**DATASET CONTENT**
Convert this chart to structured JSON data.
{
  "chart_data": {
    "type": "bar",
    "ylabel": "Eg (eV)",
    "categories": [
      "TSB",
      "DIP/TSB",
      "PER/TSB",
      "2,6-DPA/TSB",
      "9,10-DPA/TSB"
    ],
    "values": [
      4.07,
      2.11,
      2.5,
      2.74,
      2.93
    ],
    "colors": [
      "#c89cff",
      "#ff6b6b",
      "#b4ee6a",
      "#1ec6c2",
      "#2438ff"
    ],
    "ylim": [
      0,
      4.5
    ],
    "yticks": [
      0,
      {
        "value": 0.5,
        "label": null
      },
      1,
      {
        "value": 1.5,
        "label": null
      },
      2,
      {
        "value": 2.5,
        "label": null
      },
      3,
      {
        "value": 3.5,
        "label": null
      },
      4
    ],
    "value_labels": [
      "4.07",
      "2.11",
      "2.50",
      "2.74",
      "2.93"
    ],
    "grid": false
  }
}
--
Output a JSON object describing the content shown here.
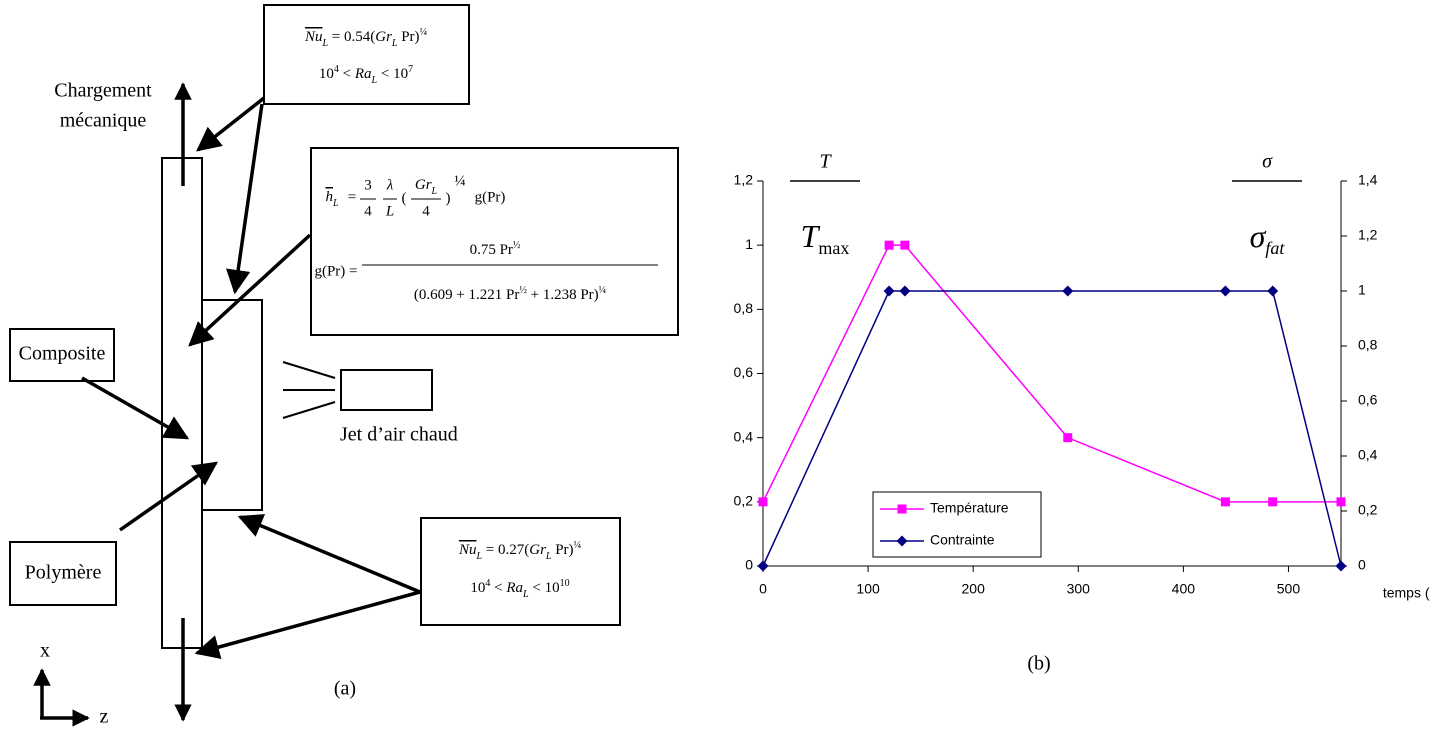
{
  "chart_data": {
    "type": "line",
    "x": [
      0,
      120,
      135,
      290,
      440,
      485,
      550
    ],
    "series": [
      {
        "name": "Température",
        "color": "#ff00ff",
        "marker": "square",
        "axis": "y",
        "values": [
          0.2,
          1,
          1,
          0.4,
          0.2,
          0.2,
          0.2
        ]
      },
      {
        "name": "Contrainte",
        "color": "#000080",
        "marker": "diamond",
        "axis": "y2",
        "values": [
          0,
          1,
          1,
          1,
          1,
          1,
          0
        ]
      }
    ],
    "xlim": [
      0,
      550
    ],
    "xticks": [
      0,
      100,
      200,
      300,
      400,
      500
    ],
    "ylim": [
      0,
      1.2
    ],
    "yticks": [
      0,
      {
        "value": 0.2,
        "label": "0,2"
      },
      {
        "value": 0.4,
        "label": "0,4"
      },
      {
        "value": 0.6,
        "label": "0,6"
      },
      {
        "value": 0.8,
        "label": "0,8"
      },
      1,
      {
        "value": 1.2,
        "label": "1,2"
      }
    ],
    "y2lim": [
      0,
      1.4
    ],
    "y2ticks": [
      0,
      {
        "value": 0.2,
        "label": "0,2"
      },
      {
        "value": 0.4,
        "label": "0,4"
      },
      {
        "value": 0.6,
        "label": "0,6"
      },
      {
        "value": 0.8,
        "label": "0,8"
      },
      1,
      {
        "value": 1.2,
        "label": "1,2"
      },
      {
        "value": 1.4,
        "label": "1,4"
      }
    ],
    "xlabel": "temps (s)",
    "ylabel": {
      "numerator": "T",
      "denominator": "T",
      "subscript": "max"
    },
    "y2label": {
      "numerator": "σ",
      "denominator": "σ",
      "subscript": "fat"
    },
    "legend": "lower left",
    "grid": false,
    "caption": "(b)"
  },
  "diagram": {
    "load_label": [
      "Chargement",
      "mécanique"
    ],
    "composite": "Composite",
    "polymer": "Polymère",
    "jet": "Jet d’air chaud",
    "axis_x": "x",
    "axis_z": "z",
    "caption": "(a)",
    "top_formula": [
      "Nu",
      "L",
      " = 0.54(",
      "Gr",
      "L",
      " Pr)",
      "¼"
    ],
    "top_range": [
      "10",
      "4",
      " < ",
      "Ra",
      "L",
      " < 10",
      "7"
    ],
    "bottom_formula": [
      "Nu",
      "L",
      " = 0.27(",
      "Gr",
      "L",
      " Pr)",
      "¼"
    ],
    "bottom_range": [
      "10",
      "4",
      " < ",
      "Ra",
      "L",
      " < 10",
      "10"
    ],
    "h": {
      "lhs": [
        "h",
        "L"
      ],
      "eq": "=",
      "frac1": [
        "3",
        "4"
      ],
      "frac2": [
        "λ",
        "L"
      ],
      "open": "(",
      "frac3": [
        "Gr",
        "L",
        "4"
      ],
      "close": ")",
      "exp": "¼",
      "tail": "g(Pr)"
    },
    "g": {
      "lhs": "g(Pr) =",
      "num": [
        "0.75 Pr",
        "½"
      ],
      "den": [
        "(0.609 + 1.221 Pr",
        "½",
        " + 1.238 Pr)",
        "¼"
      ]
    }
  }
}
...
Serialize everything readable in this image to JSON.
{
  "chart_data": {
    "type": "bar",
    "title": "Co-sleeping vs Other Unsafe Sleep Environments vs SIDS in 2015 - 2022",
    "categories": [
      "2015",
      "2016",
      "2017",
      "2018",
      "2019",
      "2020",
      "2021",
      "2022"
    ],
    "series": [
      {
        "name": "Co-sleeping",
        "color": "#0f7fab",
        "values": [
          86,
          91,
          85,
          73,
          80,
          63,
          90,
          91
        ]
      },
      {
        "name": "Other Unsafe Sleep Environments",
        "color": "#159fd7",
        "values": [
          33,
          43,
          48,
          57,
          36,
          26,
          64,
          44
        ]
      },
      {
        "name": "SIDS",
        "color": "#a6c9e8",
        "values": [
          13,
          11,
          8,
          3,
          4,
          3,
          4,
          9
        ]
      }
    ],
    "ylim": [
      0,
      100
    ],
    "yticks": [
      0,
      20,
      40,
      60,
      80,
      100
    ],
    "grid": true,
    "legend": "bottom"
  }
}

**WORK REQUIRED**
Only the count is wanted: report how many lines of the material above hold the word "Other".

**SOLUTION TO THIS EXERCISE**
2